··· DATA PROVIDED

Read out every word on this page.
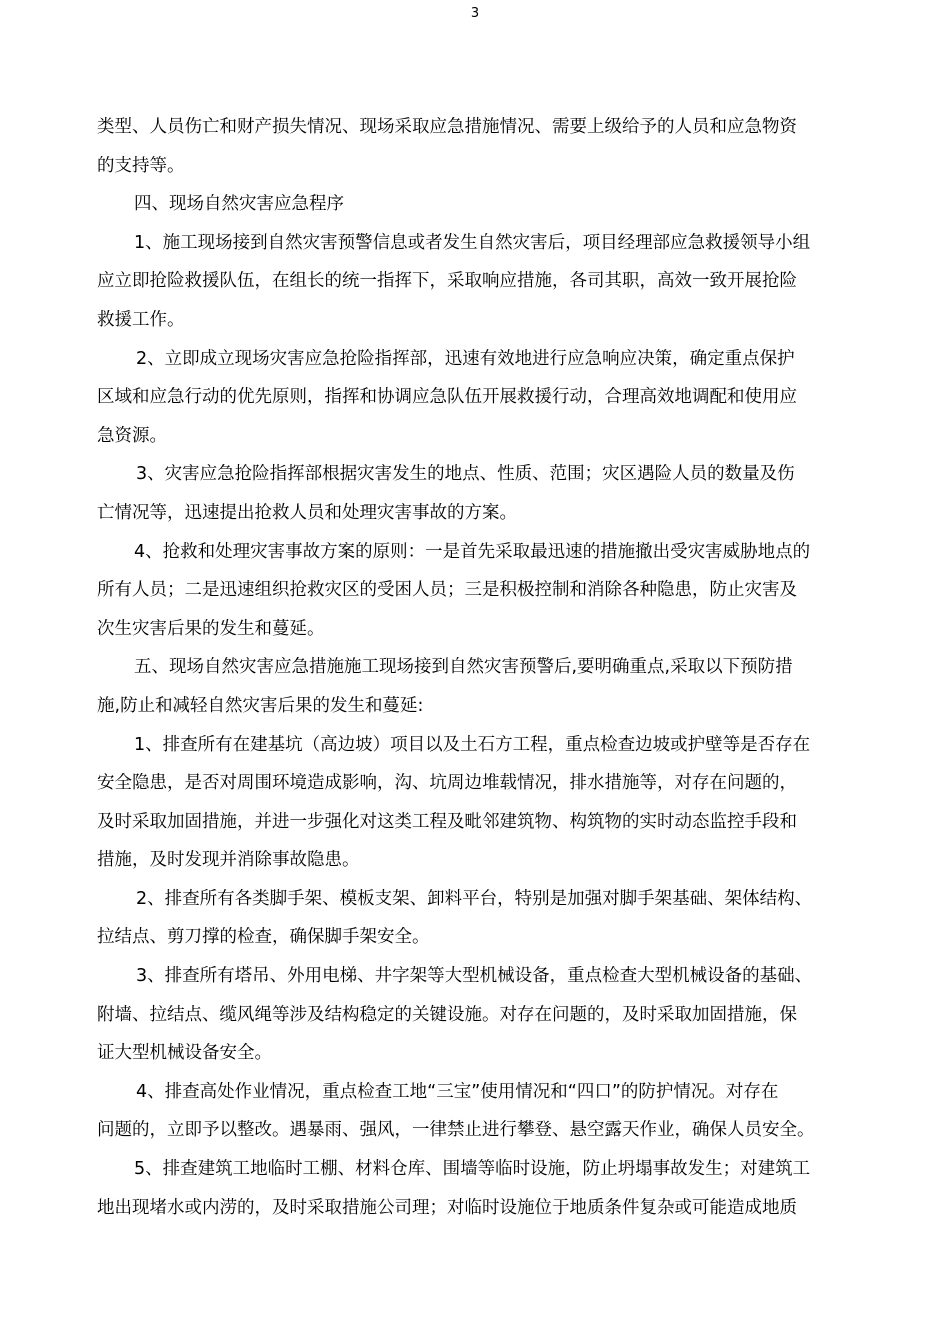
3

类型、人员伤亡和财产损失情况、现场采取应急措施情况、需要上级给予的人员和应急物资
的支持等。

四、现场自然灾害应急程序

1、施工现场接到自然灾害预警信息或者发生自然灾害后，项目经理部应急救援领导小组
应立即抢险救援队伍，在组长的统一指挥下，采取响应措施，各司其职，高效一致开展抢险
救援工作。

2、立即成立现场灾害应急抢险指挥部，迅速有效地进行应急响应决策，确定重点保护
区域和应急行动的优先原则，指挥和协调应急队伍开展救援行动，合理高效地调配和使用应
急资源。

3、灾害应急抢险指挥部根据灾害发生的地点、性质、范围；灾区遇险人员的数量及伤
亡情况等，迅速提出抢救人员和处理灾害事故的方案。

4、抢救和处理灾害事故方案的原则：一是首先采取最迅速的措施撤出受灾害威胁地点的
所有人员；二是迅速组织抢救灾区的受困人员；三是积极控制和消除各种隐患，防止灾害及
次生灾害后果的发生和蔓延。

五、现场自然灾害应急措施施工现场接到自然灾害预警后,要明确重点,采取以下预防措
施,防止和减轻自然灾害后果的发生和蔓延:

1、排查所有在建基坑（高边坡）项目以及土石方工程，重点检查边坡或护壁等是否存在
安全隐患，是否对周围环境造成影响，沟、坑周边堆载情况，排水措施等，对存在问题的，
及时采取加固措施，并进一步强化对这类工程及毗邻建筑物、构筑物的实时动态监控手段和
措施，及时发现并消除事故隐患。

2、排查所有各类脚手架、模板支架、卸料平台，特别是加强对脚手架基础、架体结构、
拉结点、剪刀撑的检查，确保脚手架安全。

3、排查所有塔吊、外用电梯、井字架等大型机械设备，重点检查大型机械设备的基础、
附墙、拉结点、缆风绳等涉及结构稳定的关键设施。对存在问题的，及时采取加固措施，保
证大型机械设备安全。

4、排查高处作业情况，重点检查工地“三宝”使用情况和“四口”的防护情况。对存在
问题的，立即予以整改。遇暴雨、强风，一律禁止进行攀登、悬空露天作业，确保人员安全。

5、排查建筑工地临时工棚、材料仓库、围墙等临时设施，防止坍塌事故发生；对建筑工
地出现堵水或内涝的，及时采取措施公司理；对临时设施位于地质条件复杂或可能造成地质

······
··· DATA PROVIDED

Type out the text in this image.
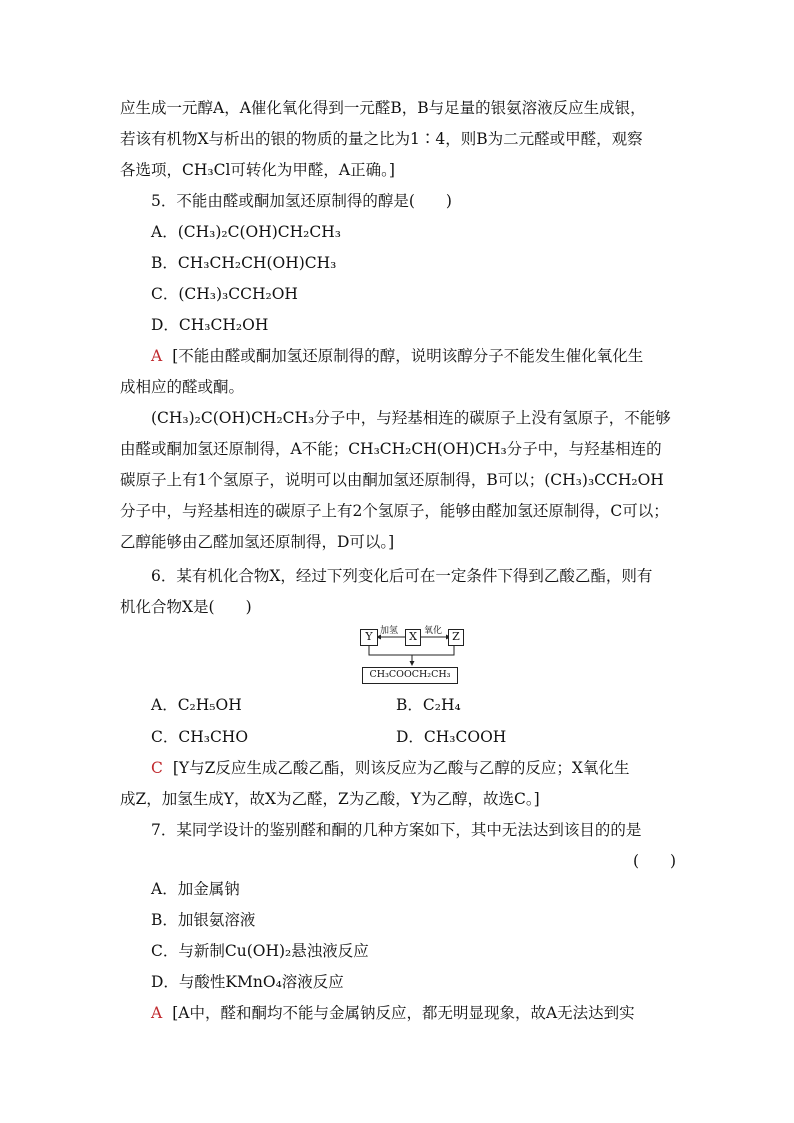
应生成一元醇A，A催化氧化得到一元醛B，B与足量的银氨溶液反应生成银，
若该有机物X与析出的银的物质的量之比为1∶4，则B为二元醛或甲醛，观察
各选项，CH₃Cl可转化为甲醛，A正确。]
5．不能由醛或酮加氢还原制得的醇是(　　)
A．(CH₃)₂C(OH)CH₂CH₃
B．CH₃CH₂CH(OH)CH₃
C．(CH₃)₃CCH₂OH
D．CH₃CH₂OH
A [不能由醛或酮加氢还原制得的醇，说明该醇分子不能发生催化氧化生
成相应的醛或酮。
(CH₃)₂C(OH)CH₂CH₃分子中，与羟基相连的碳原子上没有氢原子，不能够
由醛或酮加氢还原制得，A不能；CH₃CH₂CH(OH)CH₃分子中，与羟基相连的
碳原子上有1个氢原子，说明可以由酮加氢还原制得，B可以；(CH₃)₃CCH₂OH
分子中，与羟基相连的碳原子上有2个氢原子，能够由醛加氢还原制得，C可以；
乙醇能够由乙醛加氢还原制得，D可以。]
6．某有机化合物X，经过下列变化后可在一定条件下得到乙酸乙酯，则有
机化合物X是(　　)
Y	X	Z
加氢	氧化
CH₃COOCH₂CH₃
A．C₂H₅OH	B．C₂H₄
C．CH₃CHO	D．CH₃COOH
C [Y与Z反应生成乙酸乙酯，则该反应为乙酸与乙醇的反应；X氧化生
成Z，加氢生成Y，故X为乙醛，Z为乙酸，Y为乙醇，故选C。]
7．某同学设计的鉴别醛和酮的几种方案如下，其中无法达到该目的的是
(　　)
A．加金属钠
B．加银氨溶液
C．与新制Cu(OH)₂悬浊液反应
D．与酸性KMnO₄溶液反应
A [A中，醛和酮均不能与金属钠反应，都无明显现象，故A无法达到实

······

» **STATED TASK**: Extract all lines of the records above that include "₃CCH₂OH".

» **RESULT**:
C．(CH₃)₃CCH₂OH
碳原子上有1个氢原子，说明可以由酮加氢还原制得，B可以；(CH₃)₃CCH₂OH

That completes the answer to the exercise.